### EXERCISE TASK
Rewrite the records as a JSON list of strings, one string per line and skipping blank lines, from the start of the records through the line containing "- terminal-flange: [55, 117, 157, 137]".

### RECORDS
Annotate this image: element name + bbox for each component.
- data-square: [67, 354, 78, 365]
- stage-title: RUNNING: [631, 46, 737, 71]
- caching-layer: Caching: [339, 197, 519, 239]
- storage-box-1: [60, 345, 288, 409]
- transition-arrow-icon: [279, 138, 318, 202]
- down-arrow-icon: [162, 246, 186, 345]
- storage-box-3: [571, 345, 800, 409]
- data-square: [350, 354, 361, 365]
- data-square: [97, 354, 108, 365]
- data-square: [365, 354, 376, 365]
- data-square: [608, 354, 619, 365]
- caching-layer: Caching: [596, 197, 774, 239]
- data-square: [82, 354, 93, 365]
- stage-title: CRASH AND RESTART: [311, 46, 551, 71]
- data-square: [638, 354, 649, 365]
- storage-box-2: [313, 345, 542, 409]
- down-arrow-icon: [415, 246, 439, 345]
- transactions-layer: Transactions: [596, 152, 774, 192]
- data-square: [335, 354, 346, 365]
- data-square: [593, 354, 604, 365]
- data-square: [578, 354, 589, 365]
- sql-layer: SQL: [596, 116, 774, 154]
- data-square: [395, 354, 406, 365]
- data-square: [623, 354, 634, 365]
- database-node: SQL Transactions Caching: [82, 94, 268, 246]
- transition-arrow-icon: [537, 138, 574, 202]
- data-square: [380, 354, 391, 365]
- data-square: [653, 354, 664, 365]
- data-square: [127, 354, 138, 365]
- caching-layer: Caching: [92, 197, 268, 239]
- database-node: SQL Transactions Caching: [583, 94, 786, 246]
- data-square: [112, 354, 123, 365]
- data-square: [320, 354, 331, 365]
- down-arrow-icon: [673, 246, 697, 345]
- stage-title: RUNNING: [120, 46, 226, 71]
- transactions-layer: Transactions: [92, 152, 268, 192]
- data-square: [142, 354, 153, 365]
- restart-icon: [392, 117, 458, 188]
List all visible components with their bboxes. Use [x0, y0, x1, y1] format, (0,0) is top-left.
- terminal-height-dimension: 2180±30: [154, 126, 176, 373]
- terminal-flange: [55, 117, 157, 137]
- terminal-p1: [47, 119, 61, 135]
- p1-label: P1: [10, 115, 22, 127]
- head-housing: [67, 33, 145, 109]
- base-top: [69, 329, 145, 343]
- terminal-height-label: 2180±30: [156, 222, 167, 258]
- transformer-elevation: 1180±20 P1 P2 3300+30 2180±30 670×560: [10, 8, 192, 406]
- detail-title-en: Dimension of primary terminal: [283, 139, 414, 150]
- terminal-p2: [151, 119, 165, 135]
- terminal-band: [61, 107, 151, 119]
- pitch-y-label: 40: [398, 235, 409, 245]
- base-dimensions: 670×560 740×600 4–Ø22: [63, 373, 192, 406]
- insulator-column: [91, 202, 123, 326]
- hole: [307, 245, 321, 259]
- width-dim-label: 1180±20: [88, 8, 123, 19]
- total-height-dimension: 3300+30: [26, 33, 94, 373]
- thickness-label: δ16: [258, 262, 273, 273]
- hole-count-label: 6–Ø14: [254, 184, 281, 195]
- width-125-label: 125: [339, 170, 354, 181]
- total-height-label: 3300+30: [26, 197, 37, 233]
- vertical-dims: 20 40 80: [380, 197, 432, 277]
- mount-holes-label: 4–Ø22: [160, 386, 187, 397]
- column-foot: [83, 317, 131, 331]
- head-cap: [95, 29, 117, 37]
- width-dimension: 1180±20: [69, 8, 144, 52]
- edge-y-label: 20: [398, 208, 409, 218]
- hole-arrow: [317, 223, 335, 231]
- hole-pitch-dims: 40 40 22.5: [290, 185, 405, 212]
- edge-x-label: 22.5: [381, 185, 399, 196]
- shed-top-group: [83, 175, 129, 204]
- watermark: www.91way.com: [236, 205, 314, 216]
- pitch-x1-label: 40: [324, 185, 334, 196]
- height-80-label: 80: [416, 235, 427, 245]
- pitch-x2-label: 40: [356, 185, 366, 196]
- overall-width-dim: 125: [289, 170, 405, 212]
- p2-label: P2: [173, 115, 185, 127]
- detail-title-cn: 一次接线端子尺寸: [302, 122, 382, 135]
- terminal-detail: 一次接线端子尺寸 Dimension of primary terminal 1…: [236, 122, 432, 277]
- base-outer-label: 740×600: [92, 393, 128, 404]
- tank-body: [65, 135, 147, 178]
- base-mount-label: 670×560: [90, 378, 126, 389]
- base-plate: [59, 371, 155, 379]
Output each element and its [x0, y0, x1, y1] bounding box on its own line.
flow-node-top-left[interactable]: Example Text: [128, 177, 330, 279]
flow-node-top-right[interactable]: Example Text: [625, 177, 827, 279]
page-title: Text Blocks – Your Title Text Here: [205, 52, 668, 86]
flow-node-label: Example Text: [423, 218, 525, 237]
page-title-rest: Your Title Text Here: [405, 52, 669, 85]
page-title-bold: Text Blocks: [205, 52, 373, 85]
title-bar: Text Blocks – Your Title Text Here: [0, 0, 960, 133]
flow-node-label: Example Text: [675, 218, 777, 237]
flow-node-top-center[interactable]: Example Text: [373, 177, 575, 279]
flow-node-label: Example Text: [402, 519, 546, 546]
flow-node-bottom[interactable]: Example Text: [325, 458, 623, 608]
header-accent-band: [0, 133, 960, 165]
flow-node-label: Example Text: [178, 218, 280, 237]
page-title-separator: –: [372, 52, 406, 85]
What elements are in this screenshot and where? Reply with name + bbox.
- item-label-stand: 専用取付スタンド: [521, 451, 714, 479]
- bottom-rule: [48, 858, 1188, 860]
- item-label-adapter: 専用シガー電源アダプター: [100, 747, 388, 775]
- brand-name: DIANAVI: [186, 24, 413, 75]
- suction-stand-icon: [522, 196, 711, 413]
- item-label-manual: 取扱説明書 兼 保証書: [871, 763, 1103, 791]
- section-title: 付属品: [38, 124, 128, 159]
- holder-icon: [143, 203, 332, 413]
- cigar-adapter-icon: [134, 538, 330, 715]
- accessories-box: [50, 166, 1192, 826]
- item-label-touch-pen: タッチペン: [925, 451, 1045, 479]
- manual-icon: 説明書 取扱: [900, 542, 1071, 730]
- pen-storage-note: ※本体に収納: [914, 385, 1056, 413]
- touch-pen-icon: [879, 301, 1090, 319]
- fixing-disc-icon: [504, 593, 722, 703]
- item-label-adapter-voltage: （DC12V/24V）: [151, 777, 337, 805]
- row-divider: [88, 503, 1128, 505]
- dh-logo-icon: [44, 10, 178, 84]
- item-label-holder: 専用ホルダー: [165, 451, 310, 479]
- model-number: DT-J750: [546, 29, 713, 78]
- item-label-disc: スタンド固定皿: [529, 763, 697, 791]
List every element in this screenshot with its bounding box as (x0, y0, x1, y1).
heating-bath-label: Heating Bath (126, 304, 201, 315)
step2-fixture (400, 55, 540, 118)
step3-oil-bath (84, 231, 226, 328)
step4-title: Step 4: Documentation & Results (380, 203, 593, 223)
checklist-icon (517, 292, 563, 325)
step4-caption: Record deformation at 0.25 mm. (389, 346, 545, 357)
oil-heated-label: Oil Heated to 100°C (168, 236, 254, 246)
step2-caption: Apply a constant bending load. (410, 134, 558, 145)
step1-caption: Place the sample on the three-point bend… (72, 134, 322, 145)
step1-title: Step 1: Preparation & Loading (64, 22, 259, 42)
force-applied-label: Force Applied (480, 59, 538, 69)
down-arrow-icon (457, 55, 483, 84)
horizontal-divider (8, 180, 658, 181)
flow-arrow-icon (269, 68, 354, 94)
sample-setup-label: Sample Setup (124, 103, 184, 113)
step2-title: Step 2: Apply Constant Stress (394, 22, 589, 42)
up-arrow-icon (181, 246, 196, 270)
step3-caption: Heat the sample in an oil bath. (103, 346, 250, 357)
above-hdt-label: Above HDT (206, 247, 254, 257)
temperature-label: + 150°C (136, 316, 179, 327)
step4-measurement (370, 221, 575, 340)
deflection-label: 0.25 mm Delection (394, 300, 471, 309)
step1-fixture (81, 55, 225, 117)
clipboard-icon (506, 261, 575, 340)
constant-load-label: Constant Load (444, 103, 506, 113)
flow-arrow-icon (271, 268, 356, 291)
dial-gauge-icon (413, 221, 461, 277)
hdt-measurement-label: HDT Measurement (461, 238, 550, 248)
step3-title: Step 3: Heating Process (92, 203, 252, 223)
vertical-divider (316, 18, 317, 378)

### OUTPUT FOR THIS TASK
[
  "Annotate this image: element name + bbox for each component.",
  "- data-square: [67, 354, 78, 365]",
  "- stage-title: RUNNING: [631, 46, 737, 71]",
  "- caching-layer: Caching: [339, 197, 519, 239]",
  "- storage-box-1: [60, 345, 288, 409]",
  "- transition-arrow-icon: [279, 138, 318, 202]",
  "- down-arrow-icon: [162, 246, 186, 345]",
  "- storage-box-3: [571, 345, 800, 409]",
  "- data-square: [350, 354, 361, 365]",
  "- data-square: [97, 354, 108, 365]",
  "- data-square: [365, 354, 376, 365]",
  "- data-square: [608, 354, 619, 365]",
  "- caching-layer: Caching: [596, 197, 774, 239]",
  "- data-square: [82, 354, 93, 365]",
  "- stage-title: CRASH AND RESTART: [311, 46, 551, 71]",
  "- data-square: [638, 354, 649, 365]",
  "- storage-box-2: [313, 345, 542, 409]",
  "- down-arrow-icon: [415, 246, 439, 345]",
  "- transactions-layer: Transactions: [596, 152, 774, 192]",
  "- data-square: [335, 354, 346, 365]",
  "- data-square: [593, 354, 604, 365]",
  "- data-square: [578, 354, 589, 365]",
  "- sql-layer: SQL: [596, 116, 774, 154]",
  "- data-square: [395, 354, 406, 365]",
  "- data-square: [623, 354, 634, 365]",
  "- database-node: SQL Transactions Caching: [82, 94, 268, 246]",
  "- transition-arrow-icon: [537, 138, 574, 202]",
  "- data-square: [380, 354, 391, 365]",
  "- data-square: [653, 354, 664, 365]",
  "- data-square: [127, 354, 138, 365]",
  "- caching-layer: Caching: [92, 197, 268, 239]",
  "- database-node: SQL Transactions Caching: [583, 94, 786, 246]",
  "- data-square: [112, 354, 123, 365]",
  "- data-square: [320, 354, 331, 365]",
  "- down-arrow-icon: [673, 246, 697, 345]",
  "- stage-title: RUNNING: [120, 46, 226, 71]",
  "- transactions-layer: Transactions: [92, 152, 268, 192]",
  "- data-square: [142, 354, 153, 365]",
  "- restart-icon: [392, 117, 458, 188]",
  "List all visible components with their bboxes. Use [x0, y0, x1, y1] format, (0,0) is top-left.",
  "- terminal-height-dimension: 2180±30: [154, 126, 176, 373]",
  "- terminal-flange: [55, 117, 157, 137]"
]